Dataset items
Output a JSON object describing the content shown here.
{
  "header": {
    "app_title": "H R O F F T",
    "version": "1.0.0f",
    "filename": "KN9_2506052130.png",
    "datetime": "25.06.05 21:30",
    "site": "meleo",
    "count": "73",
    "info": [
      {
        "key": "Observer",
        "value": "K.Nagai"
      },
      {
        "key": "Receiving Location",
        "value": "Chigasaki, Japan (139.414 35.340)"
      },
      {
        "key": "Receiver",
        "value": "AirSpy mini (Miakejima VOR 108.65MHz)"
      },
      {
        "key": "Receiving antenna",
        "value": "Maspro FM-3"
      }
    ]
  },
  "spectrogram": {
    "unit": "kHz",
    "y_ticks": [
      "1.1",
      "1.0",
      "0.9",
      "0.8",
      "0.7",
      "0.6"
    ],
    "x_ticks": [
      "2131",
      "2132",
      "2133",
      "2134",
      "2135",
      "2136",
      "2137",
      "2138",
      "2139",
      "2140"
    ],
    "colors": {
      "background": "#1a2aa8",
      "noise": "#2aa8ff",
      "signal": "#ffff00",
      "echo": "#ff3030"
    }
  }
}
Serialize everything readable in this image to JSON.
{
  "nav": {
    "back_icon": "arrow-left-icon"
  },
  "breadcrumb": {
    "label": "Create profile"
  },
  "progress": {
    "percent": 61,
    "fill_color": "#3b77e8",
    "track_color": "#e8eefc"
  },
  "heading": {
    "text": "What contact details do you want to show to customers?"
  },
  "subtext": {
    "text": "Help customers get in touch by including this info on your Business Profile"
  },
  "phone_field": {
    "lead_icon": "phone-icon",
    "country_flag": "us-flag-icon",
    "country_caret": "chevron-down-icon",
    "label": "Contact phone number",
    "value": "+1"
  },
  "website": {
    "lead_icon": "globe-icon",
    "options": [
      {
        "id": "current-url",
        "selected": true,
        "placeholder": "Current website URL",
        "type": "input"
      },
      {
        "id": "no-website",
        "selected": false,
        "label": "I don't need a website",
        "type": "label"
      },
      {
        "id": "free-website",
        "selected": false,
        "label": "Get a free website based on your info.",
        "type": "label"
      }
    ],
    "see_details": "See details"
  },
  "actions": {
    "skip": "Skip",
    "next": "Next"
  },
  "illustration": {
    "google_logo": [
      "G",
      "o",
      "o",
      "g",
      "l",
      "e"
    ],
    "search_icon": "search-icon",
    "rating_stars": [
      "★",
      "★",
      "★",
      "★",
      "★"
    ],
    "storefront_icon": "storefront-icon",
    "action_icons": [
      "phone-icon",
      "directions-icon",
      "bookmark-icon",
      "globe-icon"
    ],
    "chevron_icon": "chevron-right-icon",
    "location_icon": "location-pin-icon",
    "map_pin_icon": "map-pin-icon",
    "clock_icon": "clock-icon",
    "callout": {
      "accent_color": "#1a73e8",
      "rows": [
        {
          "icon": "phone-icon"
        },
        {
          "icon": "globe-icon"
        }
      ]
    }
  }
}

Work instructions: Repeat all of the records above exactly as written.

Correct output:
Output a JSON object describing the content shown here.
{
  "header": {
    "app_title": "H R O F F T",
    "version": "1.0.0f",
    "filename": "KN9_2506052130.png",
    "datetime": "25.06.05 21:30",
    "site": "meleo",
    "count": "73",
    "info": [
      {
        "key": "Observer",
        "value": "K.Nagai"
      },
      {
        "key": "Receiving Location",
        "value": "Chigasaki, Japan (139.414 35.340)"
      },
      {
        "key": "Receiver",
        "value": "AirSpy mini (Miakejima VOR 108.65MHz)"
      },
      {
        "key": "Receiving antenna",
        "value": "Maspro FM-3"
      }
    ]
  },
  "spectrogram": {
    "unit": "kHz",
    "y_ticks": [
      "1.1",
      "1.0",
      "0.9",
      "0.8",
      "0.7",
      "0.6"
    ],
    "x_ticks": [
      "2131",
      "2132",
      "2133",
      "2134",
      "2135",
      "2136",
      "2137",
      "2138",
      "2139",
      "2140"
    ],
    "colors": {
      "background": "#1a2aa8",
      "noise": "#2aa8ff",
      "signal": "#ffff00",
      "echo": "#ff3030"
    }
  }
}
Serialize everything readable in this image to JSON.
{
  "nav": {
    "back_icon": "arrow-left-icon"
  },
  "breadcrumb": {
    "label": "Create profile"
  },
  "progress": {
    "percent": 61,
    "fill_color": "#3b77e8",
    "track_color": "#e8eefc"
  },
  "heading": {
    "text": "What contact details do you want to show to customers?"
  },
  "subtext": {
    "text": "Help customers get in touch by including this info on your Business Profile"
  },
  "phone_field": {
    "lead_icon": "phone-icon",
    "country_flag": "us-flag-icon",
    "country_caret": "chevron-down-icon",
    "label": "Contact phone number",
    "value": "+1"
  },
  "website": {
    "lead_icon": "globe-icon",
    "options": [
      {
        "id": "current-url",
        "selected": true,
        "placeholder": "Current website URL",
        "type": "input"
      },
      {
        "id": "no-website",
        "selected": false,
        "label": "I don't need a website",
        "type": "label"
      },
      {
        "id": "free-website",
        "selected": false,
        "label": "Get a free website based on your info.",
        "type": "label"
      }
    ],
    "see_details": "See details"
  },
  "actions": {
    "skip": "Skip",
    "next": "Next"
  },
  "illustration": {
    "google_logo": [
      "G",
      "o",
      "o",
      "g",
      "l",
      "e"
    ],
    "search_icon": "search-icon",
    "rating_stars": [
      "★",
      "★",
      "★",
      "★",
      "★"
    ],
    "storefront_icon": "storefront-icon",
    "action_icons": [
      "phone-icon",
      "directions-icon",
      "bookmark-icon",
      "globe-icon"
    ],
    "chevron_icon": "chevron-right-icon",
    "location_icon": "location-pin-icon",
    "map_pin_icon": "map-pin-icon",
    "clock_icon": "clock-icon",
    "callout": {
      "accent_color": "#1a73e8",
      "rows": [
        {
          "icon": "phone-icon"
        },
        {
          "icon": "globe-icon"
        }
      ]
    }
  }
}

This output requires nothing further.